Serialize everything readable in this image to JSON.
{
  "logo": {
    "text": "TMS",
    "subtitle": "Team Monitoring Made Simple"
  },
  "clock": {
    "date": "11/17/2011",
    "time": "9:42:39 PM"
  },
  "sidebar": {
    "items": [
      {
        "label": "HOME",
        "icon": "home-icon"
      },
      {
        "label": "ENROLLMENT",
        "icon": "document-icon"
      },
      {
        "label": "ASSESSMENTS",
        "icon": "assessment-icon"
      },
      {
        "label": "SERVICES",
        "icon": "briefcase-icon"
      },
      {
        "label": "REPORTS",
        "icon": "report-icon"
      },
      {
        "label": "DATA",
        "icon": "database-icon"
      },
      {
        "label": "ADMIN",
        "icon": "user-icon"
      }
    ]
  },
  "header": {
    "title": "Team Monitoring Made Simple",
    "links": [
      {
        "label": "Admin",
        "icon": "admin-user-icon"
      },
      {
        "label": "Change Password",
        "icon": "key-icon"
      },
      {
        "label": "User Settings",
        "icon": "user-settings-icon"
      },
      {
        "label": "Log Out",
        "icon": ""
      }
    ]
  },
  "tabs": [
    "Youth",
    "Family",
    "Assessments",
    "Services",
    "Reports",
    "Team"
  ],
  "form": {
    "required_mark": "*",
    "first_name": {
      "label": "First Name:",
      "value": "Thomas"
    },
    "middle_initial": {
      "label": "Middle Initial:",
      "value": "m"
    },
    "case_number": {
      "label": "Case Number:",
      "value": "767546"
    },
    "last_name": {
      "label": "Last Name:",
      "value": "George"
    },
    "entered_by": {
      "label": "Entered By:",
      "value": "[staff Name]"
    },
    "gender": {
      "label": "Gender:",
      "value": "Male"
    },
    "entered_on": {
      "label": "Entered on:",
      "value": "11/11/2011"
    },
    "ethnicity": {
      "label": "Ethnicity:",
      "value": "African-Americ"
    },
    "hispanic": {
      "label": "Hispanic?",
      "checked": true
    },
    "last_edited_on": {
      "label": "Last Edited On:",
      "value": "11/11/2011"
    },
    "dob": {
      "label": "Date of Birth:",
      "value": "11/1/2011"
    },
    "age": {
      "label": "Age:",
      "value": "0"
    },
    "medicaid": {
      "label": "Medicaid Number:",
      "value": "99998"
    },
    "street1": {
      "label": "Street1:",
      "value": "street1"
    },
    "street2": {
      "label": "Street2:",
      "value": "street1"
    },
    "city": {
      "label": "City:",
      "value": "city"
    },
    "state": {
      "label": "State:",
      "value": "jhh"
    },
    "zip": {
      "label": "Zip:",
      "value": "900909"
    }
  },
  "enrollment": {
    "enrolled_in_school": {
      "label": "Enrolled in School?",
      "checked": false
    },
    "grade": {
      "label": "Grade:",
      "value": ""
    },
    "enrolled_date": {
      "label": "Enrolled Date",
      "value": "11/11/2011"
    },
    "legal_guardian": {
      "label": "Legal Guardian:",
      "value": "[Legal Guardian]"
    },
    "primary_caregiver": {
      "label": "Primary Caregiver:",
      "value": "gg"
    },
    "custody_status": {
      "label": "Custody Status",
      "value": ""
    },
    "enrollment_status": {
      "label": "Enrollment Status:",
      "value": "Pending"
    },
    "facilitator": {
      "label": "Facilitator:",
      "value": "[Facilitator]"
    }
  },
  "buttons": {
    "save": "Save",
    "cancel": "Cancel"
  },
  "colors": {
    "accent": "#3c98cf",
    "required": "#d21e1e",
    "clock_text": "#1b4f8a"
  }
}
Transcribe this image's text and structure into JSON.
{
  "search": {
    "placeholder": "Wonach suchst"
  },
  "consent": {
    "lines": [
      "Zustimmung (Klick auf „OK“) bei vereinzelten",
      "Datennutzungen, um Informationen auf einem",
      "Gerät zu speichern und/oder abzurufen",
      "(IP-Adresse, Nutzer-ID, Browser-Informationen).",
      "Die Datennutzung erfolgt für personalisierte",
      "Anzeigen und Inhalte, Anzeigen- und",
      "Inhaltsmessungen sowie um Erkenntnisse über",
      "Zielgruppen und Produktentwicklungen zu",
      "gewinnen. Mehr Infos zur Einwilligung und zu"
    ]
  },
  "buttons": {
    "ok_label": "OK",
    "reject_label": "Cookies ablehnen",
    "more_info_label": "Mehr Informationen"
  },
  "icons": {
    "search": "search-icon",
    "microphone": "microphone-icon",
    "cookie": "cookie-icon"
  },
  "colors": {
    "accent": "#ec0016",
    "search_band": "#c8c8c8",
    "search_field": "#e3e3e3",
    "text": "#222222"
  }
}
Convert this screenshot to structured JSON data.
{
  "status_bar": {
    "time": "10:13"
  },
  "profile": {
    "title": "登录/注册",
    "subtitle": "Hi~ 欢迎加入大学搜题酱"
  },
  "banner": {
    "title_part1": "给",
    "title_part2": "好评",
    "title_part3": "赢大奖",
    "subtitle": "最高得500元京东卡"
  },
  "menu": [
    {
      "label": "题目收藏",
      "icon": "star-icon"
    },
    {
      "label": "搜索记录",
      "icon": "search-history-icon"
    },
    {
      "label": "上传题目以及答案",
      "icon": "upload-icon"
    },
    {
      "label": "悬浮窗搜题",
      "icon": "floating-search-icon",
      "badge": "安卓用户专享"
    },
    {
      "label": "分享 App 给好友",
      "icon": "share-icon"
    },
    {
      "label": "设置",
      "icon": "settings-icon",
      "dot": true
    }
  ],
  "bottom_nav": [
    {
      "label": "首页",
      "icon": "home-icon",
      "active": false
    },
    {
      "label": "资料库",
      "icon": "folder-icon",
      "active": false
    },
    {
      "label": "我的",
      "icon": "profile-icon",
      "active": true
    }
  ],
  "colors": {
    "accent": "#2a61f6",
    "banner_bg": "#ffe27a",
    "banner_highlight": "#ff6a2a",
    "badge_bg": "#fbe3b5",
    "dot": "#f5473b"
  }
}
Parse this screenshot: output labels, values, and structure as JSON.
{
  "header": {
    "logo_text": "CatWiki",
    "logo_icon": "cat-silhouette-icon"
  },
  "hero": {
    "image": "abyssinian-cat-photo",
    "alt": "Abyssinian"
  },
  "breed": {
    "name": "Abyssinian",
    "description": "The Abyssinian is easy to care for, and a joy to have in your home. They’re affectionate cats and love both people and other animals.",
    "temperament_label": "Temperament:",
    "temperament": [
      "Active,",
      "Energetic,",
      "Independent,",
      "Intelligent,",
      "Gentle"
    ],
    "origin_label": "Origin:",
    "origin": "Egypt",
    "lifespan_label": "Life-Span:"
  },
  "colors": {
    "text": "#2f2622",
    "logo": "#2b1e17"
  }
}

**SET PROBLEM**:
Would you restate each of the entries word for word?

**TASK OUTPUT**:
Serialize everything readable in this image to JSON.
{
  "logo": {
    "text": "TMS",
    "subtitle": "Team Monitoring Made Simple"
  },
  "clock": {
    "date": "11/17/2011",
    "time": "9:42:39 PM"
  },
  "sidebar": {
    "items": [
      {
        "label": "HOME",
        "icon": "home-icon"
      },
      {
        "label": "ENROLLMENT",
        "icon": "document-icon"
      },
      {
        "label": "ASSESSMENTS",
        "icon": "assessment-icon"
      },
      {
        "label": "SERVICES",
        "icon": "briefcase-icon"
      },
      {
        "label": "REPORTS",
        "icon": "report-icon"
      },
      {
        "label": "DATA",
        "icon": "database-icon"
      },
      {
        "label": "ADMIN",
        "icon": "user-icon"
      }
    ]
  },
  "header": {
    "title": "Team Monitoring Made Simple",
    "links": [
      {
        "label": "Admin",
        "icon": "admin-user-icon"
      },
      {
        "label": "Change Password",
        "icon": "key-icon"
      },
      {
        "label": "User Settings",
        "icon": "user-settings-icon"
      },
      {
        "label": "Log Out",
        "icon": ""
      }
    ]
  },
  "tabs": [
    "Youth",
    "Family",
    "Assessments",
    "Services",
    "Reports",
    "Team"
  ],
  "form": {
    "required_mark": "*",
    "first_name": {
      "label": "First Name:",
      "value": "Thomas"
    },
    "middle_initial": {
      "label": "Middle Initial:",
      "value": "m"
    },
    "case_number": {
      "label": "Case Number:",
      "value": "767546"
    },
    "last_name": {
      "label": "Last Name:",
      "value": "George"
    },
    "entered_by": {
      "label": "Entered By:",
      "value": "[staff Name]"
    },
    "gender": {
      "label": "Gender:",
      "value": "Male"
    },
    "entered_on": {
      "label": "Entered on:",
      "value": "11/11/2011"
    },
    "ethnicity": {
      "label": "Ethnicity:",
      "value": "African-Americ"
    },
    "hispanic": {
      "label": "Hispanic?",
      "checked": true
    },
    "last_edited_on": {
      "label": "Last Edited On:",
      "value": "11/11/2011"
    },
    "dob": {
      "label": "Date of Birth:",
      "value": "11/1/2011"
    },
    "age": {
      "label": "Age:",
      "value": "0"
    },
    "medicaid": {
      "label": "Medicaid Number:",
      "value": "99998"
    },
    "street1": {
      "label": "Street1:",
      "value": "street1"
    },
    "street2": {
      "label": "Street2:",
      "value": "street1"
    },
    "city": {
      "label": "City:",
      "value": "city"
    },
    "state": {
      "label": "State:",
      "value": "jhh"
    },
    "zip": {
      "label": "Zip:",
      "value": "900909"
    }
  },
  "enrollment": {
    "enrolled_in_school": {
      "label": "Enrolled in School?",
      "checked": false
    },
    "grade": {
      "label": "Grade:",
      "value": ""
    },
    "enrolled_date": {
      "label": "Enrolled Date",
      "value": "11/11/2011"
    },
    "legal_guardian": {
      "label": "Legal Guardian:",
      "value": "[Legal Guardian]"
    },
    "primary_caregiver": {
      "label": "Primary Caregiver:",
      "value": "gg"
    },
    "custody_status": {
      "label": "Custody Status",
      "value": ""
    },
    "enrollment_status": {
      "label": "Enrollment Status:",
      "value": "Pending"
    },
    "facilitator": {
      "label": "Facilitator:",
      "value": "[Facilitator]"
    }
  },
  "buttons": {
    "save": "Save",
    "cancel": "Cancel"
  },
  "colors": {
    "accent": "#3c98cf",
    "required": "#d21e1e",
    "clock_text": "#1b4f8a"
  }
}
Transcribe this image's text and structure into JSON.
{
  "search": {
    "placeholder": "Wonach suchst"
  },
  "consent": {
    "lines": [
      "Zustimmung (Klick auf „OK“) bei vereinzelten",
      "Datennutzungen, um Informationen auf einem",
      "Gerät zu speichern und/oder abzurufen",
      "(IP-Adresse, Nutzer-ID, Browser-Informationen).",
      "Die Datennutzung erfolgt für personalisierte",
      "Anzeigen und Inhalte, Anzeigen- und",
      "Inhaltsmessungen sowie um Erkenntnisse über",
      "Zielgruppen und Produktentwicklungen zu",
      "gewinnen. Mehr Infos zur Einwilligung und zu"
    ]
  },
  "buttons": {
    "ok_label": "OK",
    "reject_label": "Cookies ablehnen",
    "more_info_label": "Mehr Informationen"
  },
  "icons": {
    "search": "search-icon",
    "microphone": "microphone-icon",
    "cookie": "cookie-icon"
  },
  "colors": {
    "accent": "#ec0016",
    "search_band": "#c8c8c8",
    "search_field": "#e3e3e3",
    "text": "#222222"
  }
}
Convert this screenshot to structured JSON data.
{
  "status_bar": {
    "time": "10:13"
  },
  "profile": {
    "title": "登录/注册",
    "subtitle": "Hi~ 欢迎加入大学搜题酱"
  },
  "banner": {
    "title_part1": "给",
    "title_part2": "好评",
    "title_part3": "赢大奖",
    "subtitle": "最高得500元京东卡"
  },
  "menu": [
    {
      "label": "题目收藏",
      "icon": "star-icon"
    },
    {
      "label": "搜索记录",
      "icon": "search-history-icon"
    },
    {
      "label": "上传题目以及答案",
      "icon": "upload-icon"
    },
    {
      "label": "悬浮窗搜题",
      "icon": "floating-search-icon",
      "badge": "安卓用户专享"
    },
    {
      "label": "分享 App 给好友",
      "icon": "share-icon"
    },
    {
      "label": "设置",
      "icon": "settings-icon",
      "dot": true
    }
  ],
  "bottom_nav": [
    {
      "label": "首页",
      "icon": "home-icon",
      "active": false
    },
    {
      "label": "资料库",
      "icon": "folder-icon",
      "active": false
    },
    {
      "label": "我的",
      "icon": "profile-icon",
      "active": true
    }
  ],
  "colors": {
    "accent": "#2a61f6",
    "banner_bg": "#ffe27a",
    "banner_highlight": "#ff6a2a",
    "badge_bg": "#fbe3b5",
    "dot": "#f5473b"
  }
}
Parse this screenshot: output labels, values, and structure as JSON.
{
  "header": {
    "logo_text": "CatWiki",
    "logo_icon": "cat-silhouette-icon"
  },
  "hero": {
    "image": "abyssinian-cat-photo",
    "alt": "Abyssinian"
  },
  "breed": {
    "name": "Abyssinian",
    "description": "The Abyssinian is easy to care for, and a joy to have in your home. They’re affectionate cats and love both people and other animals.",
    "temperament_label": "Temperament:",
    "temperament": [
      "Active,",
      "Energetic,",
      "Independent,",
      "Intelligent,",
      "Gentle"
    ],
    "origin_label": "Origin:",
    "origin": "Egypt",
    "lifespan_label": "Life-Span:"
  },
  "colors": {
    "text": "#2f2622",
    "logo": "#2b1e17"
  }
}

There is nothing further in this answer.